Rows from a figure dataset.
>> Start

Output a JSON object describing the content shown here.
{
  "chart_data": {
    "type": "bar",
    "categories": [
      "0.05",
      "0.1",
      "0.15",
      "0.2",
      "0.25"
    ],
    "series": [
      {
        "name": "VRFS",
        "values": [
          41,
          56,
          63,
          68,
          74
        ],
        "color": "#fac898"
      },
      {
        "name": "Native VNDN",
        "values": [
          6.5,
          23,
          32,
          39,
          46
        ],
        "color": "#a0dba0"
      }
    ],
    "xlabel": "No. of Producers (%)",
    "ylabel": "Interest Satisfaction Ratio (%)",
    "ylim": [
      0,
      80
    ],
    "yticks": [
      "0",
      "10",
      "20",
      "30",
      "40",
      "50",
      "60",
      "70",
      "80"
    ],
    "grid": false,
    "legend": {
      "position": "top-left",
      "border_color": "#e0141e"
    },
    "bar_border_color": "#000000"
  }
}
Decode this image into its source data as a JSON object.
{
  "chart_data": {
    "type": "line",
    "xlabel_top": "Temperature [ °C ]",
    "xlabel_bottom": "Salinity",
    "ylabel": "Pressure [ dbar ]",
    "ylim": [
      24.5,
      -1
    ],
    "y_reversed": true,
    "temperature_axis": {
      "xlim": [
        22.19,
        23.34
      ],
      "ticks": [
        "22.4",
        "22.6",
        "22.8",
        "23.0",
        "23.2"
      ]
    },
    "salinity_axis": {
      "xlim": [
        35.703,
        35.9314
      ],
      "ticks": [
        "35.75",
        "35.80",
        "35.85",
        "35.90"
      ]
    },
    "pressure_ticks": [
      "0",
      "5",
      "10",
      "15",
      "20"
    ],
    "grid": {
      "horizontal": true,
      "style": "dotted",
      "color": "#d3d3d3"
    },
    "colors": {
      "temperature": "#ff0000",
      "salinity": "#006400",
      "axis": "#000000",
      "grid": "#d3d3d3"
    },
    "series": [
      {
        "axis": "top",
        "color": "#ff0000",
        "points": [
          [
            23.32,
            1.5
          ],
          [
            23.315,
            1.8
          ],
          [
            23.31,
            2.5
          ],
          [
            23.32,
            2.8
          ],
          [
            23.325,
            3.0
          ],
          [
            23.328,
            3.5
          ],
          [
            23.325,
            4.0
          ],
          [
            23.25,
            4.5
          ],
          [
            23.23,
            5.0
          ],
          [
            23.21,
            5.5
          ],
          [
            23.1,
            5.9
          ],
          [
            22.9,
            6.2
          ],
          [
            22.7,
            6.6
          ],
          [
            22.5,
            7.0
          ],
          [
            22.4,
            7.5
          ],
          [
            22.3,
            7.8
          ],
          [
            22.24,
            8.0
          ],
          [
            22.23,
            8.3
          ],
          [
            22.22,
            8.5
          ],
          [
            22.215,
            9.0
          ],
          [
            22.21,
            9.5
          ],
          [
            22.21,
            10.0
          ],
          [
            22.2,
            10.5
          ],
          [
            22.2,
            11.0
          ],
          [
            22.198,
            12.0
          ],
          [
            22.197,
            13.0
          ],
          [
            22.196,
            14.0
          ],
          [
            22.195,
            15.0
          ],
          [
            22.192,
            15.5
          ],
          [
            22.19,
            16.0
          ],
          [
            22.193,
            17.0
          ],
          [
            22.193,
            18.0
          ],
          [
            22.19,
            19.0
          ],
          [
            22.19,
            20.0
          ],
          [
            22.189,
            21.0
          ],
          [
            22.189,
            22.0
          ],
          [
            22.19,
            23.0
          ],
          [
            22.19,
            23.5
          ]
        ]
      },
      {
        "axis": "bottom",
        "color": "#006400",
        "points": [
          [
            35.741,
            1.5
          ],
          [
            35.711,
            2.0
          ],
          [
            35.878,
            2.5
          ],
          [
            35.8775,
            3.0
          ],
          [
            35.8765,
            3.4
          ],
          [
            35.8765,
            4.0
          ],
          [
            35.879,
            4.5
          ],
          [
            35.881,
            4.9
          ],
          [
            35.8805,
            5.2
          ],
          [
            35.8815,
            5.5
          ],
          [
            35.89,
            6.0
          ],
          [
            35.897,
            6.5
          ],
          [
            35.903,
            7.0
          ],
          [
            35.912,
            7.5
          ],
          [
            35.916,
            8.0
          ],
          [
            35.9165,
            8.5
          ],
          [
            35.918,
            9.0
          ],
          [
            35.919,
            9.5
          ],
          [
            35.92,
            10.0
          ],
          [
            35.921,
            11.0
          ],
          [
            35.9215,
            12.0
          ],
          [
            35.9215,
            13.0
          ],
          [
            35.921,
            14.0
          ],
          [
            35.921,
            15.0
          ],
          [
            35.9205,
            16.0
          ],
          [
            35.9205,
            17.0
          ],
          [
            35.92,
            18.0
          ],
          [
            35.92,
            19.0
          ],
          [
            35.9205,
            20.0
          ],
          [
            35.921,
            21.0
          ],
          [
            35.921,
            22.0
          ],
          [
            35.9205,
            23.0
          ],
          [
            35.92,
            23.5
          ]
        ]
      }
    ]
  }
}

>> End

Reply with nothing except the number of lines in the listing above that include "ylabel".

Result of this task.
2